The records below are split into lines. How many of those lines contain the string "увеличение"? Reply with the number only.

◆ ◆ ◆ ◆ ◆

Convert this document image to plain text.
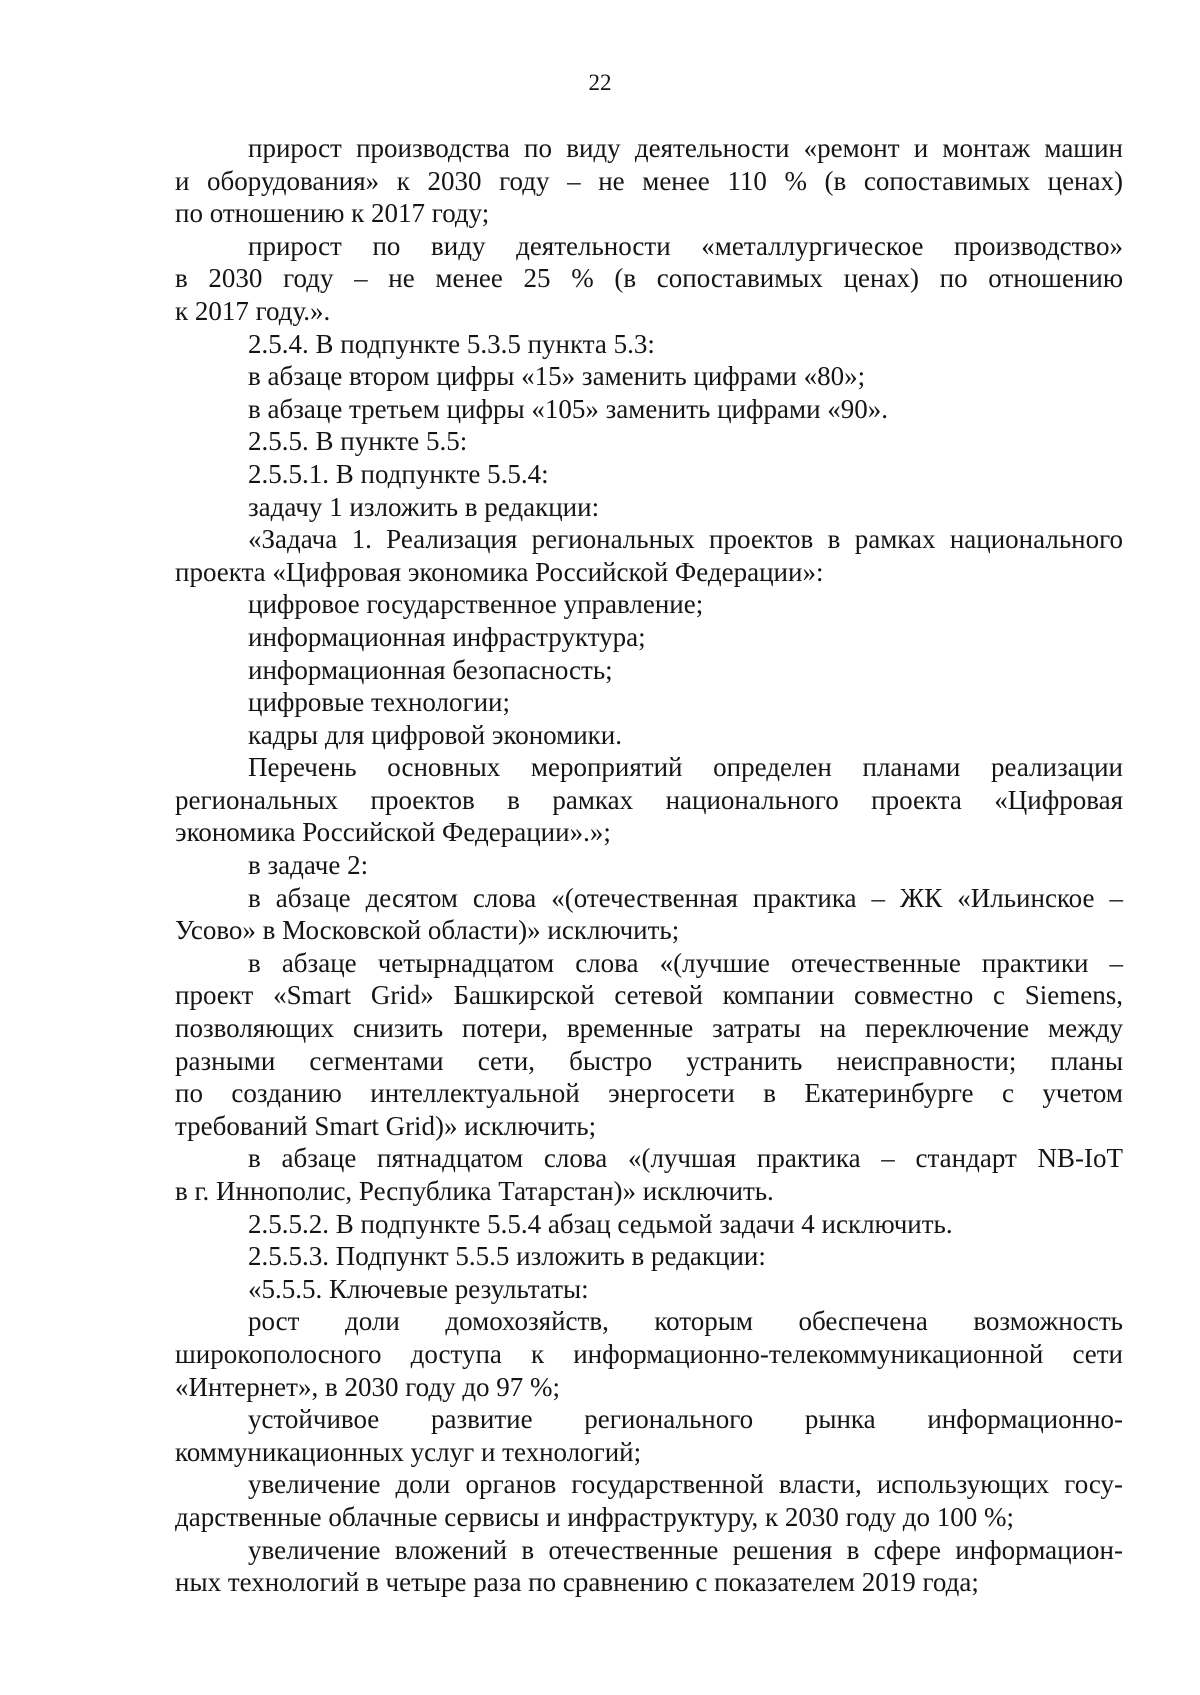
22
прирост производства по виду деятельности «ремонт и монтаж машин
и оборудования» к 2030 году – не менее 110 % (в сопоставимых ценах)
по отношению к 2017 году;
прирост по виду деятельности «металлургическое производство»
в 2030 году – не менее 25 % (в сопоставимых ценах) по отношению
к 2017 году.».
2.5.4. В подпункте 5.3.5 пункта 5.3:
в абзаце втором цифры «15» заменить цифрами «80»;
в абзаце третьем цифры «105» заменить цифрами «90».
2.5.5. В пункте 5.5:
2.5.5.1. В подпункте 5.5.4:
задачу 1 изложить в редакции:
«Задача 1. Реализация региональных проектов в рамках национального
проекта «Цифровая экономика Российской Федерации»:
цифровое государственное управление;
информационная инфраструктура;
информационная безопасность;
цифровые технологии;
кадры для цифровой экономики.
Перечень основных мероприятий определен планами реализации
региональных проектов в рамках национального проекта «Цифровая
экономика Российской Федерации».»;
в задаче 2:
в абзаце десятом слова «(отечественная практика – ЖК «Ильинское –
Усово» в Московской области)» исключить;
в абзаце четырнадцатом слова «(лучшие отечественные практики –
проект «Smart Grid» Башкирской сетевой компании совместно с Siemens,
позволяющих снизить потери, временные затраты на переключение между
разными сегментами сети, быстро устранить неисправности; планы
по созданию интеллектуальной энергосети в Екатеринбурге с учетом
требований Smart Grid)» исключить;
в абзаце пятнадцатом слова «(лучшая практика – стандарт NB-IoT
в г. Иннополис, Республика Татарстан)» исключить.
2.5.5.2. В подпункте 5.5.4 абзац седьмой задачи 4 исключить.
2.5.5.3. Подпункт 5.5.5 изложить в редакции:
«5.5.5. Ключевые результаты:
рост доли домохозяйств, которым обеспечена возможность
широкополосного доступа к информационно-телекоммуникационной сети
«Интернет», в 2030 году до 97 %;
устойчивое развитие регионального рынка информационно-
коммуникационных услуг и технологий;
увеличение доли органов государственной власти, использующих госу-
дарственные облачные сервисы и инфраструктуру, к 2030 году до 100 %;
увеличение вложений в отечественные решения в сфере информацион-
ных технологий в четыре раза по сравнению с показателем 2019 года;
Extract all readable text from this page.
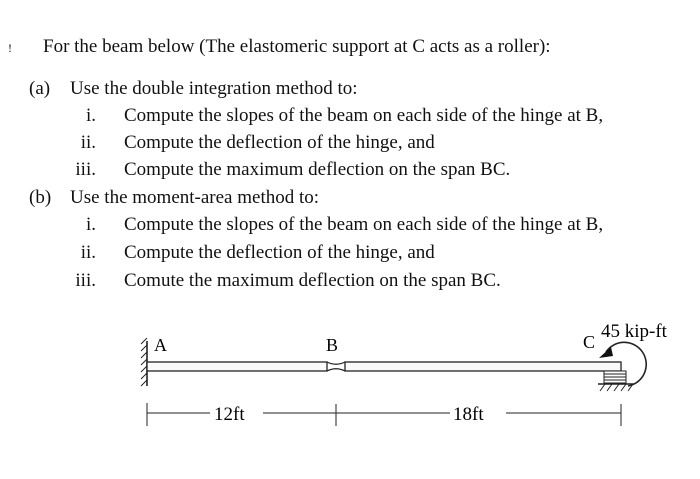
! For the beam below (The elastomeric support at C acts as a roller):
(a) Use the double integration method to:
i. Compute the slopes of the beam on each side of the hinge at B,
ii. Compute the deflection of the hinge, and
iii. Compute the maximum deflection on the span BC.
(b) Use the moment-area method to:
i. Compute the slopes of the beam on each side of the hinge at B,
ii. Compute the deflection of the hinge, and
iii. Comute the maximum deflection on the span BC.
A	B	C 45 kip-ft
12ft	18ft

◆ ◆ ◆ ◆ ◆

(THE REPLY): 2